L’essor de la gestion passive, au détriment de la gestion active, pose de nouveaux problèmes aux entreprises, notamment celles de petite et moyenne taille (« midcaps »).
En 15 ans, les encours de la gestion passive sont devenus aussi importants que ceux de la gestion active, que ce soit aux États-Unis ou en Europe. Ce phénomène, tant qu’il continue, exerce une pression baissière sur les cours de bourse, et donc la valeur, des midcaps.
Alors que la gestion passive est, par construction, surpondérée sur les grandes capitalisations, la gestion active est dans l’ensemble sous-pondérée. À l’inverse, la gestion active tend à surpondérer les midcaps alors que la gestion passive les sous-pondère. Ainsi, à chaque fois que cent euros sortent de la gestion active pour être réinvestis en gestion passive, un léger déséquilibre offre / demande se crée. Il y a un peu plus d’acheteurs que de vendeurs sur les grandes capitalisations et un peu plus de vendeurs que d’acheteurs sur les midcaps. Il y a donc une légère pression acheteuse sur les grandes capitalisations et vendeuse sur les midcaps.

* Exercices:
1. Répondez aux questions suivantes à partir du texte sur la gestion passive.
(a) En combien d'années les encours de la gestion passive ont-ils rejoint ceux de la gestion active ?
(b) Sur quelles capitalisations la gestion passive est-elle surpondérée par construction ?
(c) Sur les midcaps, quel déséquilibre apparaît lorsque cent euros quittent la gestion active pour la gestion passive ?
2. Renvoyez sans aucune modification le passage du texte sur la gestion passive qui va de « Alors que la gestion passive est, par » jusqu'à « vendeuse sur les midcaps. ».

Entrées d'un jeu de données
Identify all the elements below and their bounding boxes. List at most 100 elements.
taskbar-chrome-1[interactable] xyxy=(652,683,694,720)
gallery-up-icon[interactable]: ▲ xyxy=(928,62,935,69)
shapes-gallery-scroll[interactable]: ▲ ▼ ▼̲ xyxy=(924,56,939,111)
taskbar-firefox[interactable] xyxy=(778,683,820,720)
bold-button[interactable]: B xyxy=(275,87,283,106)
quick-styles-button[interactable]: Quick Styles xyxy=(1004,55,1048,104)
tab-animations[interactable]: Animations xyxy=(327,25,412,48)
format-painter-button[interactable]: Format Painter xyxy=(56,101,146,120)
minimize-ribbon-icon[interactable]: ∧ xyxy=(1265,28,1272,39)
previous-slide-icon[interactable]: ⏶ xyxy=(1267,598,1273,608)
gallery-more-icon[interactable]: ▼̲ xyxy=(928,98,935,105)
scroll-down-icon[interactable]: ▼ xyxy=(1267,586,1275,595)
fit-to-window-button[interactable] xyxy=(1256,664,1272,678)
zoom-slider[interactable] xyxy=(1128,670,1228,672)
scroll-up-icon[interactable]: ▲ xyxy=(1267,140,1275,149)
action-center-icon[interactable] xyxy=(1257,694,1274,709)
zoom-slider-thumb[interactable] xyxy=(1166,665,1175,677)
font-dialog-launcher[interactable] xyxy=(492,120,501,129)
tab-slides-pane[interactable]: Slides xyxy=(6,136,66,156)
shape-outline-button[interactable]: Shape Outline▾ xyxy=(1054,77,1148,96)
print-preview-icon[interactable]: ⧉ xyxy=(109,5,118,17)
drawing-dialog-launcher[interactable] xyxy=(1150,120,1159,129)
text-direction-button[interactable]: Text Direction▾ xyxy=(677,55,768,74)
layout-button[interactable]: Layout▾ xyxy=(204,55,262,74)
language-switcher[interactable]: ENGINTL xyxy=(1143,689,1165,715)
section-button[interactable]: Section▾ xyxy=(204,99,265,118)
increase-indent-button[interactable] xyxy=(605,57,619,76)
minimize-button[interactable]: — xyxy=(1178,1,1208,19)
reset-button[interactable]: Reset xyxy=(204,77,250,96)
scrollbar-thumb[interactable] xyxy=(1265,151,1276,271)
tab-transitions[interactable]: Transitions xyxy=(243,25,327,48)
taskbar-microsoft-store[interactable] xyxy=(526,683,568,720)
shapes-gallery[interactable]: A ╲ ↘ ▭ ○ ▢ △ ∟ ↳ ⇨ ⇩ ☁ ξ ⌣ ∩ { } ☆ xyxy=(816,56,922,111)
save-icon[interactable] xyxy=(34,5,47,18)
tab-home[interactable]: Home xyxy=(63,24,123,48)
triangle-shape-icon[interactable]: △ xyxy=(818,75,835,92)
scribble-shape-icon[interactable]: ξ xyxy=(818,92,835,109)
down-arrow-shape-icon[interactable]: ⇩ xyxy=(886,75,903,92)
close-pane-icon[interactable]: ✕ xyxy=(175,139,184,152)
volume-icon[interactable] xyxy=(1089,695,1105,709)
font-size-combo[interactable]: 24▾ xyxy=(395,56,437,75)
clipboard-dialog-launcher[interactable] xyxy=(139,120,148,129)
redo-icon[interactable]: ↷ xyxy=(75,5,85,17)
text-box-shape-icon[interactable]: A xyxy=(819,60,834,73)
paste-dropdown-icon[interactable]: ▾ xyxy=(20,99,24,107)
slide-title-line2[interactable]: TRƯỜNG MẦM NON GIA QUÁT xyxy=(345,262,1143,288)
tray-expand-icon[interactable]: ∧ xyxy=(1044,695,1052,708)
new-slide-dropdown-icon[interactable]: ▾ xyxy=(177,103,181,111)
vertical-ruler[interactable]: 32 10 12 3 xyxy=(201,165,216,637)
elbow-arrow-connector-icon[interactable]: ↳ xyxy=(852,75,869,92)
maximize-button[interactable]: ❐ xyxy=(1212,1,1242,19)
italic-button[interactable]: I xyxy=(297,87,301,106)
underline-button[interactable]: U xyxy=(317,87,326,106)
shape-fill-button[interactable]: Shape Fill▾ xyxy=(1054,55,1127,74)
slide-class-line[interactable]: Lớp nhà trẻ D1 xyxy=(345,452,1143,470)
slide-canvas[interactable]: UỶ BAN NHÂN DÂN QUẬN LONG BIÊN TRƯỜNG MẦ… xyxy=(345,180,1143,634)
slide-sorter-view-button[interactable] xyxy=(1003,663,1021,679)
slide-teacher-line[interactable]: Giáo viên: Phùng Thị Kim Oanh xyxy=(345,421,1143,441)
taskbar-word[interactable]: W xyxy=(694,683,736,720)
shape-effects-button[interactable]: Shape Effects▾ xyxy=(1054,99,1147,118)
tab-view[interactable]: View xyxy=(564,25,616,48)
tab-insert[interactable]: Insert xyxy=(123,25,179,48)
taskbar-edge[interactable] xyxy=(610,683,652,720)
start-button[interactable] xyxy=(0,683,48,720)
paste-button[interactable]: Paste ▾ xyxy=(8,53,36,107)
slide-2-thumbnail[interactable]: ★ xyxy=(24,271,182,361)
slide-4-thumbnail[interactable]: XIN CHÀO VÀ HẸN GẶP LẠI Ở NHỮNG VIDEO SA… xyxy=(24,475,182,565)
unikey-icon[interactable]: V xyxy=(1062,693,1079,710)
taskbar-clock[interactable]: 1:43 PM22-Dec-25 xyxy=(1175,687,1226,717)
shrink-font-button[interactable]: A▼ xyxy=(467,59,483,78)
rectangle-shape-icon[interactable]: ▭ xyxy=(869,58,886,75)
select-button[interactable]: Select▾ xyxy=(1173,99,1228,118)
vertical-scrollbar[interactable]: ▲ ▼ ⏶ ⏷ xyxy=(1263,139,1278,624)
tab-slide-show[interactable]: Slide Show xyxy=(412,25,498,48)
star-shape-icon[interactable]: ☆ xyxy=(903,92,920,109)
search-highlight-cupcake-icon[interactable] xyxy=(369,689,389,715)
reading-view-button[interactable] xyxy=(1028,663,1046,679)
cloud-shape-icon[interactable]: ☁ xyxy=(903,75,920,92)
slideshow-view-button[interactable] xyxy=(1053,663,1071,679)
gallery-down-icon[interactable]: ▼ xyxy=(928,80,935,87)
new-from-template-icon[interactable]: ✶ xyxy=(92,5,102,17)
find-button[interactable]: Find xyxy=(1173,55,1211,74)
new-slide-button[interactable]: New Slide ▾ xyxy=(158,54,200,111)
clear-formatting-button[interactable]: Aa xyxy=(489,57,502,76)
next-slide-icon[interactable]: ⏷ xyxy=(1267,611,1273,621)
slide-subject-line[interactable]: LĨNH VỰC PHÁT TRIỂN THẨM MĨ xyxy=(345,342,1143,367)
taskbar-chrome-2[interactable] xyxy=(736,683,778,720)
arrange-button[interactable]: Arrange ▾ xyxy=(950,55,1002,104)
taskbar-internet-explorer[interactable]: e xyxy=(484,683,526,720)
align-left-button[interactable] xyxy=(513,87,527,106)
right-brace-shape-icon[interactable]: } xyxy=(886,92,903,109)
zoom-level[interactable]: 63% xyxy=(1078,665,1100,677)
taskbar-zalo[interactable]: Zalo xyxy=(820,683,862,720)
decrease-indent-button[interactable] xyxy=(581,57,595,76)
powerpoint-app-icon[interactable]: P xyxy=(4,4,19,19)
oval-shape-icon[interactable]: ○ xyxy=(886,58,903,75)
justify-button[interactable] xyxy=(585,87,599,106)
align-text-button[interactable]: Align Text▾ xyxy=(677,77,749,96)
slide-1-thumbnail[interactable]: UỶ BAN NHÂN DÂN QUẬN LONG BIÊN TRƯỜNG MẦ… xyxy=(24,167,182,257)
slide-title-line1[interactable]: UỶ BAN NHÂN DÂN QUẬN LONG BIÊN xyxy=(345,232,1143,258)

* Réponses par exercice:
1.
(a) En 15 ans.
(b) Sur les grandes capitalisations.
(c) Il y a un peu plus de vendeurs que d'acheteurs.

2.
Alors que la gestion passive est, par construction, surpondérée sur les grandes capitalisations, la gestion active est dans l’ensemble sous-pondérée. À l’inverse, la gestion active tend à surpondérer les midcaps alors que la gestion passive les sous-pondère. Ainsi, à chaque fois que cent euros sortent de la gestion active pour être réinvestis en gestion passive, un léger déséquilibre offre / demande se crée. Il y a un peu plus d’acheteurs que de vendeurs sur les grandes capitalisations et un peu plus de vendeurs que d’acheteurs sur les midcaps. Il y a donc une légère pression acheteuse sur les grandes capitalisations et vendeuse sur les midcaps.